REQUIRED TASK: Search the material for the word "structured" and report each line where it turns up.

/---

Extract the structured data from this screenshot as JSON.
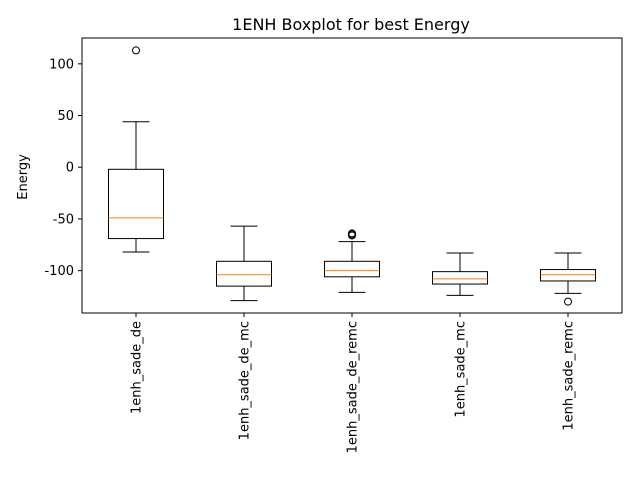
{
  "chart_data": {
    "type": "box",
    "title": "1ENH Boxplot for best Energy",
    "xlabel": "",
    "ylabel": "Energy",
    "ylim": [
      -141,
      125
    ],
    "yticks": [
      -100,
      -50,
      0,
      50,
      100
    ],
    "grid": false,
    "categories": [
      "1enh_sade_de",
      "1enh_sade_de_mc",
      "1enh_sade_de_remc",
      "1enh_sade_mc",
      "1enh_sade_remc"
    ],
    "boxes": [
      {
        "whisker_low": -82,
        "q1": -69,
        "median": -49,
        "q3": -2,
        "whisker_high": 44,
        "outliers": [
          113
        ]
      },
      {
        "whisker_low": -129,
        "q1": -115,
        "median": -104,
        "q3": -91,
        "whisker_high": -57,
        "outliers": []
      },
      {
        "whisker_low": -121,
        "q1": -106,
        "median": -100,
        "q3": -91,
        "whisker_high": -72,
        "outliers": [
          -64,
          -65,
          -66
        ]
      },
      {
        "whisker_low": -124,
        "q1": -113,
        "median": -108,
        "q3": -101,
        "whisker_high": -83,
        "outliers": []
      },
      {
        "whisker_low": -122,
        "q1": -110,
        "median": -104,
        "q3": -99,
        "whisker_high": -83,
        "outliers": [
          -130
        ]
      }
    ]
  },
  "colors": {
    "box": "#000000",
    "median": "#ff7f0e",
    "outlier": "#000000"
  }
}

\---
/---

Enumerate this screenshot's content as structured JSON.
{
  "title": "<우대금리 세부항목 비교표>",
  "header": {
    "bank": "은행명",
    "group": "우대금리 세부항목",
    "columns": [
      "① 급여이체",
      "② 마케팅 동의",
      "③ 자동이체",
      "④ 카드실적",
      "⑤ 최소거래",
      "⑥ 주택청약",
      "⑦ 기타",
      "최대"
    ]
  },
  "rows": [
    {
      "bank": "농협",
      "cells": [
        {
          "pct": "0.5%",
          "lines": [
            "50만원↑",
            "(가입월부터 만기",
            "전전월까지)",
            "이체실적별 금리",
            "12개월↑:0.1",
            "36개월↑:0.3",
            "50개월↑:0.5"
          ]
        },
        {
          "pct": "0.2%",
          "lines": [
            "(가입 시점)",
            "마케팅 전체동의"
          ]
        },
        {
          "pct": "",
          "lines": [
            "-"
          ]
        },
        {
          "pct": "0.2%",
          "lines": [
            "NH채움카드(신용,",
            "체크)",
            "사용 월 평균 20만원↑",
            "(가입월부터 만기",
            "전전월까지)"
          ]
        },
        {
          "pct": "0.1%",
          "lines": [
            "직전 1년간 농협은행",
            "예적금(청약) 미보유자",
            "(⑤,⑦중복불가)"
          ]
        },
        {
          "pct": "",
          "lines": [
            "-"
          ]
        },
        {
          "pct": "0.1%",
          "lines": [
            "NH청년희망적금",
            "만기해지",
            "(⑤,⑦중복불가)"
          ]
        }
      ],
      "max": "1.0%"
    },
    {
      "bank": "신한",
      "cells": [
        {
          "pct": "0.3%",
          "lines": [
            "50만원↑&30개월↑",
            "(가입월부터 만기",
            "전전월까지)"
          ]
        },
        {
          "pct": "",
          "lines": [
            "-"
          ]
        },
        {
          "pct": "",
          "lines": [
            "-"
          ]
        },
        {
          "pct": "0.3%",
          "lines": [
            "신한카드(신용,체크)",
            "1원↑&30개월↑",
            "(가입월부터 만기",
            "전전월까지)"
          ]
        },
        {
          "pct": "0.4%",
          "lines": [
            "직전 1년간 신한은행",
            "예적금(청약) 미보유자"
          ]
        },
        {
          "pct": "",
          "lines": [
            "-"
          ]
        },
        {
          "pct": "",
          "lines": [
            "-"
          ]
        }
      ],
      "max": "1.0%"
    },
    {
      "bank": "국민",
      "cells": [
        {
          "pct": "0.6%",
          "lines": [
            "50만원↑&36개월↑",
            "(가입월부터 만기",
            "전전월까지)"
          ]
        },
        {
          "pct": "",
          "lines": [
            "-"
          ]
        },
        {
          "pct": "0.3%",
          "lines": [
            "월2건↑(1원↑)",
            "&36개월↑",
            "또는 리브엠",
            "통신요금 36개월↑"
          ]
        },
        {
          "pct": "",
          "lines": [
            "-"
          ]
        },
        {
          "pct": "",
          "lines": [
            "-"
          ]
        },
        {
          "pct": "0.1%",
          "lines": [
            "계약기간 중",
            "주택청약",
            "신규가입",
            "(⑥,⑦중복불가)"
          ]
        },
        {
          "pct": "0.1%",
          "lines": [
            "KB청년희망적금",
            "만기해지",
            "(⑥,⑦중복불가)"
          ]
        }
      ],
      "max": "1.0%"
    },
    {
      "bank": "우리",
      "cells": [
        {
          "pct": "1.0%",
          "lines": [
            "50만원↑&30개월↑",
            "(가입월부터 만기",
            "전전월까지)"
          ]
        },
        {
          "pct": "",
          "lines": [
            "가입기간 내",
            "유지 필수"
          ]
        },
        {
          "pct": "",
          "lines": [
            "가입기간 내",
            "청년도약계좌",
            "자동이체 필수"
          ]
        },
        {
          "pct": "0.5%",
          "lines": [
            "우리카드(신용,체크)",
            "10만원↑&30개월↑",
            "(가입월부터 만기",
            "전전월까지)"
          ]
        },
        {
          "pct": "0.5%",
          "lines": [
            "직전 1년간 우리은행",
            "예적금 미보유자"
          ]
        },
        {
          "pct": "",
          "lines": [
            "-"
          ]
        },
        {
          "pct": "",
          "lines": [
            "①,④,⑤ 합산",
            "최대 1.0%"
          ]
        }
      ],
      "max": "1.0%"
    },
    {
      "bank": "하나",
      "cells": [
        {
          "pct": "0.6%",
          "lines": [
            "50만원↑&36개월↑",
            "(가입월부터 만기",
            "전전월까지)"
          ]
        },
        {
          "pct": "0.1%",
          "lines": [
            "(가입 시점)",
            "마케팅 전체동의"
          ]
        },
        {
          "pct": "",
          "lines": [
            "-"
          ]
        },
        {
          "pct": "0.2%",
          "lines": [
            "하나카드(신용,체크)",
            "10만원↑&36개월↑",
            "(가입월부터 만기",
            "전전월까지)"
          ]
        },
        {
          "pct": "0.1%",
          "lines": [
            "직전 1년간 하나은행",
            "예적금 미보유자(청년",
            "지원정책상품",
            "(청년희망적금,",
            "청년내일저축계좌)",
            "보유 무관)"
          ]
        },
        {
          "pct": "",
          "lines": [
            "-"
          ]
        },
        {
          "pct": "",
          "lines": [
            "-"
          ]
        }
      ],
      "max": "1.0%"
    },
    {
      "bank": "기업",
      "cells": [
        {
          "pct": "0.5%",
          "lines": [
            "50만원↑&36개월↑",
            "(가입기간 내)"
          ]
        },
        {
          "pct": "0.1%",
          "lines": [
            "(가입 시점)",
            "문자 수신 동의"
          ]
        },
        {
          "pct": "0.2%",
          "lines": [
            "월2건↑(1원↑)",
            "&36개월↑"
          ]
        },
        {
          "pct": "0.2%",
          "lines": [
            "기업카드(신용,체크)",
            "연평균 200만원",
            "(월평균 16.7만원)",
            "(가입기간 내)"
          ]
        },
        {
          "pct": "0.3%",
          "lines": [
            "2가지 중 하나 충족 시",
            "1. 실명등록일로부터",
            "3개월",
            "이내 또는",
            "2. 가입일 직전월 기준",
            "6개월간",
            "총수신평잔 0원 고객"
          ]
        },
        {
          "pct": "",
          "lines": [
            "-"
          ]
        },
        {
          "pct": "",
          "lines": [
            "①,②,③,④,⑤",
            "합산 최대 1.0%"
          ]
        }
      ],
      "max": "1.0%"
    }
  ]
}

\---

TASK SOLUTION:
Extract the structured data from this screenshot as JSON.
Enumerate this screenshot's content as structured JSON.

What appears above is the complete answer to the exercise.